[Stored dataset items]
* BEGIN *

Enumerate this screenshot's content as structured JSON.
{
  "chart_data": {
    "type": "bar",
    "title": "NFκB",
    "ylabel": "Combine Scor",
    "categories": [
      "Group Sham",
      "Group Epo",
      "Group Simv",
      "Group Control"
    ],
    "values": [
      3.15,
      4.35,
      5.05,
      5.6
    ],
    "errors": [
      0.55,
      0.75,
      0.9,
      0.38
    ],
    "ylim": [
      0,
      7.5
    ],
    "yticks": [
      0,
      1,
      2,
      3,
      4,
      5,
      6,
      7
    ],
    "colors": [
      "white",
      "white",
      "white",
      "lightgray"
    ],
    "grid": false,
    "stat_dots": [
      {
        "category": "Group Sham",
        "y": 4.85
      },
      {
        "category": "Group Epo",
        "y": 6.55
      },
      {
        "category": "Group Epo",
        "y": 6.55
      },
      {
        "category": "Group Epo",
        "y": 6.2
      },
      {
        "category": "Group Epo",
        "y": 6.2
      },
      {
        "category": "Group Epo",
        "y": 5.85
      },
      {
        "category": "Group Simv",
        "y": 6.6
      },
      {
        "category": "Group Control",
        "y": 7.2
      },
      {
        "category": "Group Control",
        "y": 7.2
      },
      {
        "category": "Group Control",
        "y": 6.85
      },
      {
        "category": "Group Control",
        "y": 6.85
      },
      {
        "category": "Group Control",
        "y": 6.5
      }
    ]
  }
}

* END *

#### Task to carry out:
Send back each record exactly as it stands.

#### Answer to the task:
Enumerate this screenshot's content as structured JSON.
{
  "chart_data": {
    "type": "bar",
    "title": "NFκB",
    "ylabel": "Combine Scor",
    "categories": [
      "Group Sham",
      "Group Epo",
      "Group Simv",
      "Group Control"
    ],
    "values": [
      3.15,
      4.35,
      5.05,
      5.6
    ],
    "errors": [
      0.55,
      0.75,
      0.9,
      0.38
    ],
    "ylim": [
      0,
      7.5
    ],
    "yticks": [
      0,
      1,
      2,
      3,
      4,
      5,
      6,
      7
    ],
    "colors": [
      "white",
      "white",
      "white",
      "lightgray"
    ],
    "grid": false,
    "stat_dots": [
      {
        "category": "Group Sham",
        "y": 4.85
      },
      {
        "category": "Group Epo",
        "y": 6.55
      },
      {
        "category": "Group Epo",
        "y": 6.55
      },
      {
        "category": "Group Epo",
        "y": 6.2
      },
      {
        "category": "Group Epo",
        "y": 6.2
      },
      {
        "category": "Group Epo",
        "y": 5.85
      },
      {
        "category": "Group Simv",
        "y": 6.6
      },
      {
        "category": "Group Control",
        "y": 7.2
      },
      {
        "category": "Group Control",
        "y": 7.2
      },
      {
        "category": "Group Control",
        "y": 6.85
      },
      {
        "category": "Group Control",
        "y": 6.85
      },
      {
        "category": "Group Control",
        "y": 6.5
      }
    ]
  }
}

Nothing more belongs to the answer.